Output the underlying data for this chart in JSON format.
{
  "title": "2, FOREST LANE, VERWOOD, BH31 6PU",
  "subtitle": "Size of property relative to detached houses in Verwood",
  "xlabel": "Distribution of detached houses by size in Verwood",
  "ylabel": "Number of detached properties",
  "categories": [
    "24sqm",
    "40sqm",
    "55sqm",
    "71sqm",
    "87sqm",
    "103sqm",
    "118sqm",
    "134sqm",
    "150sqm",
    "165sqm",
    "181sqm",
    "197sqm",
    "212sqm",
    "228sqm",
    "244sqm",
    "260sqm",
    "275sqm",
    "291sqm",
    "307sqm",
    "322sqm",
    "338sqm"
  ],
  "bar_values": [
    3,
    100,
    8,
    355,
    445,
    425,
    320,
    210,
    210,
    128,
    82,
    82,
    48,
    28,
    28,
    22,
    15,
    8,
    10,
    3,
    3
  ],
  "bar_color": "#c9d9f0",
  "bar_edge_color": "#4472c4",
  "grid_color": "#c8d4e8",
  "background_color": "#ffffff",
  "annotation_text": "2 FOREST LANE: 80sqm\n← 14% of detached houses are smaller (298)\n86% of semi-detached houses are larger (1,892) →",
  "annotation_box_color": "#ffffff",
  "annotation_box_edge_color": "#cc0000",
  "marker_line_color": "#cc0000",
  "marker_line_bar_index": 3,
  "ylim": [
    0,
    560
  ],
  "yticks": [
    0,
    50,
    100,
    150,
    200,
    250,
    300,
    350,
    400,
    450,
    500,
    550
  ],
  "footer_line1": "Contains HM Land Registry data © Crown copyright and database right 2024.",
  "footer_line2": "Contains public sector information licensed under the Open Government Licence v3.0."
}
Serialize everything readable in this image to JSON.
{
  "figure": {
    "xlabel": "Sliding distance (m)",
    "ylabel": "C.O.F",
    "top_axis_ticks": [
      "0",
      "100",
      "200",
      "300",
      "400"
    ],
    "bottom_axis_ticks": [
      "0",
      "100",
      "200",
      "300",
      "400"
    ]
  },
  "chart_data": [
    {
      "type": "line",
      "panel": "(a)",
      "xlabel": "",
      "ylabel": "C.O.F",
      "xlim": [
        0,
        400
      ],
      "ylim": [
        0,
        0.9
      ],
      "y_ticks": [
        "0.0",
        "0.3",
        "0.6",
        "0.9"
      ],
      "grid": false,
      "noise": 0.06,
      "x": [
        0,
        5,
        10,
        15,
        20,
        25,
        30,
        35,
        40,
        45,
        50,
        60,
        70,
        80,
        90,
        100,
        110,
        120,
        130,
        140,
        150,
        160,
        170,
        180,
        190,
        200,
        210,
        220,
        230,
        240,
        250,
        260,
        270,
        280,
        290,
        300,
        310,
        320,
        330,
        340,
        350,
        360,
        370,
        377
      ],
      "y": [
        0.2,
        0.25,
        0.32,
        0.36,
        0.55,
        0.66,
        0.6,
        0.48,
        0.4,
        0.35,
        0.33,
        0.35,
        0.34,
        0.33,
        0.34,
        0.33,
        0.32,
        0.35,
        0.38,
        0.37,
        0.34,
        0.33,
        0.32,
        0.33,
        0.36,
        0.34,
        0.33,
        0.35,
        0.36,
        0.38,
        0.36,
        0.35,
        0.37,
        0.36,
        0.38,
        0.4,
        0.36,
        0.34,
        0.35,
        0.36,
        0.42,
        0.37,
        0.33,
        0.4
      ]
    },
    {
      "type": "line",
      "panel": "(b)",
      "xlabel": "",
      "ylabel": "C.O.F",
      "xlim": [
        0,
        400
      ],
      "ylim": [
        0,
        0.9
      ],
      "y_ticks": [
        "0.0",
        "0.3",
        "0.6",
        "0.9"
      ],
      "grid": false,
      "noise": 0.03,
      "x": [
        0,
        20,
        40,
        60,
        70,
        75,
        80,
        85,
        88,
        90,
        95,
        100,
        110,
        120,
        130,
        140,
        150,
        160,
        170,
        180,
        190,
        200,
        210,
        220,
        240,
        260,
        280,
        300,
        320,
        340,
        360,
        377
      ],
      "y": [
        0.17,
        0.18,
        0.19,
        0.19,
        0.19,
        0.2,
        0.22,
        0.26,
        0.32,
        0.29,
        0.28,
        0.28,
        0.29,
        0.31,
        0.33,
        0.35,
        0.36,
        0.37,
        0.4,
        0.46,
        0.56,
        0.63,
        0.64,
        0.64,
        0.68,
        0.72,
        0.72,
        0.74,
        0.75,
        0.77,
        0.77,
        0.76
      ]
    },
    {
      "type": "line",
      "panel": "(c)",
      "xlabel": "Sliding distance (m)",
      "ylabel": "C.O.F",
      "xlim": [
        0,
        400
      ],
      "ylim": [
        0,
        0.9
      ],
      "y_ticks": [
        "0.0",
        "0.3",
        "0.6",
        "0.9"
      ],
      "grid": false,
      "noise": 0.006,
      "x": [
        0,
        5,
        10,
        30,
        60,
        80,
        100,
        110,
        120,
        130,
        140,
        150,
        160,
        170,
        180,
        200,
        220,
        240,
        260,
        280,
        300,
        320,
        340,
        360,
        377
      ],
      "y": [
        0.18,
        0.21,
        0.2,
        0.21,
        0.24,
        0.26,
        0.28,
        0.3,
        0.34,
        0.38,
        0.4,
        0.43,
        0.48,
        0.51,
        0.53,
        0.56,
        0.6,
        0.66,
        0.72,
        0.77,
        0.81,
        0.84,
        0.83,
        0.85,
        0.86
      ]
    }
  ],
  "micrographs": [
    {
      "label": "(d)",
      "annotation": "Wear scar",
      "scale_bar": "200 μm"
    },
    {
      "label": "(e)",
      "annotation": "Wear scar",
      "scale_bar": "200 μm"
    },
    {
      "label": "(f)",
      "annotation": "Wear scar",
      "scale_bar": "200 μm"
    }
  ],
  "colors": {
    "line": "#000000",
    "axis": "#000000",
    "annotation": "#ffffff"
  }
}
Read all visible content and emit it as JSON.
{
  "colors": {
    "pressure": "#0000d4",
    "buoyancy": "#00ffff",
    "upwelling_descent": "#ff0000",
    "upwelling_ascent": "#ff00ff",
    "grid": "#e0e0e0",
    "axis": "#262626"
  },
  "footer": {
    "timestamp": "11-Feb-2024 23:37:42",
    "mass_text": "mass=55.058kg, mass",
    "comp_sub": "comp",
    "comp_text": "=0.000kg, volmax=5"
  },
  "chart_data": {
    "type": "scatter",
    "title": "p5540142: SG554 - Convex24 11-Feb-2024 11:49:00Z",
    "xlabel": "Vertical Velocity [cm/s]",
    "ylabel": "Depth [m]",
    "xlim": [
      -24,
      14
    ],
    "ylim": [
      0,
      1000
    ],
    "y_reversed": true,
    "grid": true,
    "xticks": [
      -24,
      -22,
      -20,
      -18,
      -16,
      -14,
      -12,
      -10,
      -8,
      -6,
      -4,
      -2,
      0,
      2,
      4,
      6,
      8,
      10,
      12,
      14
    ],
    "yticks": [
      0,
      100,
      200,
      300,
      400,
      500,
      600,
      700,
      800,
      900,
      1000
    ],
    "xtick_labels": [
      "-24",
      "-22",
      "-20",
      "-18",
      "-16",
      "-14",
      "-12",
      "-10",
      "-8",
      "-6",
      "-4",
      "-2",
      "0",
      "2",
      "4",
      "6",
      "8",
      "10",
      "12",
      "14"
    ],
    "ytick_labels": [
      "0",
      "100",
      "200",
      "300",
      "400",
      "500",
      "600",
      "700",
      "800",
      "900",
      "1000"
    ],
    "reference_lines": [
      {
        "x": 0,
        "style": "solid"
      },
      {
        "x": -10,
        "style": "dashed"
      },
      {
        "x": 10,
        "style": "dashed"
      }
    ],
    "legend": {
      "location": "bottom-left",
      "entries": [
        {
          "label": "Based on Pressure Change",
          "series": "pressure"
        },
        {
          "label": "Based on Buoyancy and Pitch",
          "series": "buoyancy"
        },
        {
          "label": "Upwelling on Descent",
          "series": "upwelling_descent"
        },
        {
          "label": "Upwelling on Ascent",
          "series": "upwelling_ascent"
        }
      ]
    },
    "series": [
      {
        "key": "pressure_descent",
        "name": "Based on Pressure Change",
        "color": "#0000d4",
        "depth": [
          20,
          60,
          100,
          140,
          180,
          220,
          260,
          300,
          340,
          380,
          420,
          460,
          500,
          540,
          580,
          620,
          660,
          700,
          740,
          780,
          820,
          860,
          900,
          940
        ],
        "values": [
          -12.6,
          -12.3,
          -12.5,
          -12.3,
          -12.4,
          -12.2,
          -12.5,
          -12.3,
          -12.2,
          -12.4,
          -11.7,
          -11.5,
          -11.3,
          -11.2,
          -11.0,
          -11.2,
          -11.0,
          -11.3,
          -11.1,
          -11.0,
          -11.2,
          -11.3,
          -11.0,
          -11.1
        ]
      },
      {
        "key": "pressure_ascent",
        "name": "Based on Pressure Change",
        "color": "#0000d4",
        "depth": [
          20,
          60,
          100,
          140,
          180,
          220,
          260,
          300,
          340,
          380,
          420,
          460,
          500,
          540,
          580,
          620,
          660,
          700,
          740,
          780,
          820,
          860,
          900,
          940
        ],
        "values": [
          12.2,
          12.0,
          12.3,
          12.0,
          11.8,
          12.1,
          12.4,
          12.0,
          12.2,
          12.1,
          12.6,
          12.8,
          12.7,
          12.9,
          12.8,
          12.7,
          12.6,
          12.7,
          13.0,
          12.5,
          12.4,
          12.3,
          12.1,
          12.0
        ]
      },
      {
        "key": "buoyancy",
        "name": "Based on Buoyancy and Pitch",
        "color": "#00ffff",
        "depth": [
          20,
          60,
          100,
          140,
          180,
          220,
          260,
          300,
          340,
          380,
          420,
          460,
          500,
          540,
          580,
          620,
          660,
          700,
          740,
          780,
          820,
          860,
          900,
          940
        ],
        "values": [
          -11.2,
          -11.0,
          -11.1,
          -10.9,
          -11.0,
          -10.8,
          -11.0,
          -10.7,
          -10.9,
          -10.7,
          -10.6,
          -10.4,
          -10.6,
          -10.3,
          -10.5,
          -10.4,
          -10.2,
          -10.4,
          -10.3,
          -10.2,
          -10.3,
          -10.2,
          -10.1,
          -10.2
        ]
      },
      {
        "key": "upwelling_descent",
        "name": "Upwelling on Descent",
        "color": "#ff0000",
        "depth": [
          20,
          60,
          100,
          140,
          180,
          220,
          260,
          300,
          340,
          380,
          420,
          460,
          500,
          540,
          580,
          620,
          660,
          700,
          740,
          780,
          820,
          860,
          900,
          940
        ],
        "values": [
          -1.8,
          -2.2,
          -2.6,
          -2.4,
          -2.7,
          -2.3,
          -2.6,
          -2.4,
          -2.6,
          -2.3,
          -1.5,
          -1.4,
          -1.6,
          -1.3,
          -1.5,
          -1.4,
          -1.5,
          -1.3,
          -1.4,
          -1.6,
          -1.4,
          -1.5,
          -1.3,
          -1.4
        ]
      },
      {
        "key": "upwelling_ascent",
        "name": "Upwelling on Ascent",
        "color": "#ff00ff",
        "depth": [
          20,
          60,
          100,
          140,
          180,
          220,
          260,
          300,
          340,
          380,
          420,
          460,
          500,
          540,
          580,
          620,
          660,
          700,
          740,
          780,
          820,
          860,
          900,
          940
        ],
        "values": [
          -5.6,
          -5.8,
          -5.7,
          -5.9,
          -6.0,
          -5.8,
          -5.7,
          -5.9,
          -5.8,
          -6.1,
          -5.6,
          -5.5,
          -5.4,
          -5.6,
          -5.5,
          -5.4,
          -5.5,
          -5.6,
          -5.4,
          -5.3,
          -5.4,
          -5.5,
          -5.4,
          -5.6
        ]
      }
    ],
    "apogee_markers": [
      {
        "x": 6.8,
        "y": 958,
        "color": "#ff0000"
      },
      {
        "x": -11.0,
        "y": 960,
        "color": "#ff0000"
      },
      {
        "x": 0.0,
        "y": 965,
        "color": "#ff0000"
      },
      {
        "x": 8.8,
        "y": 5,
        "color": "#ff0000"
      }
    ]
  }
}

════════════════

How many lines in the listing contain "Contains"? Answer with the number alone.

» WRITTEN ANSWER: 2